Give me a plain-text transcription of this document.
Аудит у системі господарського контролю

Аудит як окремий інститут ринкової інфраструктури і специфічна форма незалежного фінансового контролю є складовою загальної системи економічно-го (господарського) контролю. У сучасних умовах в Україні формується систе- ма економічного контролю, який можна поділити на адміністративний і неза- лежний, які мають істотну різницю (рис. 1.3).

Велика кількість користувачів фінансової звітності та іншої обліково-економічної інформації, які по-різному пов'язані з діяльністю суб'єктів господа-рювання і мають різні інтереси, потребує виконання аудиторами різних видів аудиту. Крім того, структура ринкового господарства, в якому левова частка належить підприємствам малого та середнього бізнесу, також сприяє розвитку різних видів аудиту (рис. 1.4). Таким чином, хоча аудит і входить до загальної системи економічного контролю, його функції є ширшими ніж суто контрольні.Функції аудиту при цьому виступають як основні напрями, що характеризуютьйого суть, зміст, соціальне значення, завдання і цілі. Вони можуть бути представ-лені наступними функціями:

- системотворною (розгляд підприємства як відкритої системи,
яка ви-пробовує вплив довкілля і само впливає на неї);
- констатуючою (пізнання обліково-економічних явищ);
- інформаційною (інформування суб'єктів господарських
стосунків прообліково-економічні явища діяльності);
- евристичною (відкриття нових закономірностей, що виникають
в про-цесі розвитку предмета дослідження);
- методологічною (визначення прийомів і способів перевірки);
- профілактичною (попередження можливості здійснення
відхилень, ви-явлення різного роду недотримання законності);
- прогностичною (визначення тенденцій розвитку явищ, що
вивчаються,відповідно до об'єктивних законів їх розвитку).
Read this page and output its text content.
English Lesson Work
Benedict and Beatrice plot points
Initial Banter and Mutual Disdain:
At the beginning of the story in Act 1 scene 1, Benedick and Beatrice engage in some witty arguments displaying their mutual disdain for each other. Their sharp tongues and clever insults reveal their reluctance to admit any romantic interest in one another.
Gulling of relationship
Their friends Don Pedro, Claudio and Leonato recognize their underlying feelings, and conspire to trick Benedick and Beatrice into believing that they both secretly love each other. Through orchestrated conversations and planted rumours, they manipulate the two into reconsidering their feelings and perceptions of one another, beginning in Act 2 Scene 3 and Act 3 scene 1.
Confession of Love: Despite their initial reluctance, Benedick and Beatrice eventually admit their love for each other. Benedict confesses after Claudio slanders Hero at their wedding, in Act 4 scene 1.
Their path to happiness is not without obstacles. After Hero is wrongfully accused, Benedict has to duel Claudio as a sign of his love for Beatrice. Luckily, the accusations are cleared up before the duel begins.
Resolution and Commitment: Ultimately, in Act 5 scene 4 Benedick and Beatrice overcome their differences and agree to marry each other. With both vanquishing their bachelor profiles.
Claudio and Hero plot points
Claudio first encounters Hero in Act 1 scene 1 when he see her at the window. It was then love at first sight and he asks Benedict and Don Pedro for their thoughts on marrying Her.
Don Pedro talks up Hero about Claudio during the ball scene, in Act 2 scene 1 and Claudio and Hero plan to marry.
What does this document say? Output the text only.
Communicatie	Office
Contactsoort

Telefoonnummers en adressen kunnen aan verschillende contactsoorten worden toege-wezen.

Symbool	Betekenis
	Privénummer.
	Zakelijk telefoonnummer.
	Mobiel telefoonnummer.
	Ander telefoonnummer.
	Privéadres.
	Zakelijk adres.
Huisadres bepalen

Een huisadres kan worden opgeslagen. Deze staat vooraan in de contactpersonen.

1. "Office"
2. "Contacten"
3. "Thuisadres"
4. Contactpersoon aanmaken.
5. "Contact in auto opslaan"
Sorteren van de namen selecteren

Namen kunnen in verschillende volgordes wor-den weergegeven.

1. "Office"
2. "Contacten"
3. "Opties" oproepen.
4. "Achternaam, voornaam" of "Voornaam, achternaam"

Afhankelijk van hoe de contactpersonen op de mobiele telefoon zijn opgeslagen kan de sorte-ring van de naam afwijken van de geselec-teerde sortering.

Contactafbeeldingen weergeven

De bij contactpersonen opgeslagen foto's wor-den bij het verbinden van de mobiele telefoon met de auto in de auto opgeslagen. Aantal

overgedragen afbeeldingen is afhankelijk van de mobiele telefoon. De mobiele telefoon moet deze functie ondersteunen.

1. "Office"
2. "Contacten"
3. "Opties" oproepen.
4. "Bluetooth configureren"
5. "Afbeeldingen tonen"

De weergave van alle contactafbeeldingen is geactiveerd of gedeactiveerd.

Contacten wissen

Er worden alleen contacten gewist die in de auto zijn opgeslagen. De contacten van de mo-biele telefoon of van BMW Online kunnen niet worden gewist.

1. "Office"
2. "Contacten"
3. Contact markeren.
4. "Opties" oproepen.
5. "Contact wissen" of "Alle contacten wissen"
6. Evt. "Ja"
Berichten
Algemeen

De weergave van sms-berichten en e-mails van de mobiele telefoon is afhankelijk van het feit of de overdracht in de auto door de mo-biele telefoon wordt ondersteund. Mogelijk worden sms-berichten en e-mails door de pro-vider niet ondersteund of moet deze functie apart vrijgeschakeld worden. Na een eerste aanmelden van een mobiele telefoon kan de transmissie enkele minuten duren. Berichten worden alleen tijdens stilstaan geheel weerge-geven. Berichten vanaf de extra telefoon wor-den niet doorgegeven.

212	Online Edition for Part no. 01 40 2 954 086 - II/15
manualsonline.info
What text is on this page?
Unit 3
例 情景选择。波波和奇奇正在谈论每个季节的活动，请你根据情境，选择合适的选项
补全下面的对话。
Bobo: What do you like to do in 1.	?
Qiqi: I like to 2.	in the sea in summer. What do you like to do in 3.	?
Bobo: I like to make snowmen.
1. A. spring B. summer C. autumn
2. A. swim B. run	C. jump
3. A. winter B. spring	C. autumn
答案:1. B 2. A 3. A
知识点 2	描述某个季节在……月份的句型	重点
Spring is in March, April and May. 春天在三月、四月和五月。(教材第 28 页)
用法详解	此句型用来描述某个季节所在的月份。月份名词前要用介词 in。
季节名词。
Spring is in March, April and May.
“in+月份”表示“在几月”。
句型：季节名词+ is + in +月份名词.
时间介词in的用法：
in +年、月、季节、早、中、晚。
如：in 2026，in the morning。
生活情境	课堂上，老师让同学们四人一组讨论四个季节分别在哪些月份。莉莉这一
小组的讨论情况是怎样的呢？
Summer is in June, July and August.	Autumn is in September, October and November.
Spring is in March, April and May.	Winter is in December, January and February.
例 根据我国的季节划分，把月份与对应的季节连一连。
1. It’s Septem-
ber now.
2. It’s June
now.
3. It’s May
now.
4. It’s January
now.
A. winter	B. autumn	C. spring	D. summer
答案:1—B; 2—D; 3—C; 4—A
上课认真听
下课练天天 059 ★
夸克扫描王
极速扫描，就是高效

•••

**Short task:**
From the line that contains "What text is on this page?" to the last line of the material above, repeat every line exactly, keeping both the first and the last.

**Exercise result:**
What text is on this page?
Unit 3
例 情景选择。波波和奇奇正在谈论每个季节的活动，请你根据情境，选择合适的选项
补全下面的对话。
Bobo: What do you like to do in 1.	?
Qiqi: I like to 2.	in the sea in summer. What do you like to do in 3.	?
Bobo: I like to make snowmen.
1. A. spring B. summer C. autumn
2. A. swim B. run	C. jump
3. A. winter B. spring	C. autumn
答案:1. B 2. A 3. A
知识点 2	描述某个季节在……月份的句型	重点
Spring is in March, April and May. 春天在三月、四月和五月。(教材第 28 页)
用法详解	此句型用来描述某个季节所在的月份。月份名词前要用介词 in。
季节名词。
Spring is in March, April and May.
“in+月份”表示“在几月”。
句型：季节名词+ is + in +月份名词.
时间介词in的用法：
in +年、月、季节、早、中、晚。
如：in 2026，in the morning。
生活情境	课堂上，老师让同学们四人一组讨论四个季节分别在哪些月份。莉莉这一
小组的讨论情况是怎样的呢？
Summer is in June, July and August.	Autumn is in September, October and November.
Spring is in March, April and May.	Winter is in December, January and February.
例 根据我国的季节划分，把月份与对应的季节连一连。
1. It’s Septem-
ber now.
2. It’s June
now.
3. It’s May
now.
4. It’s January
now.
A. winter	B. autumn	C. spring	D. summer
答案:1—B; 2—D; 3—C; 4—A
上课认真听
下课练天天 059 ★
夸克扫描王
极速扫描，就是高效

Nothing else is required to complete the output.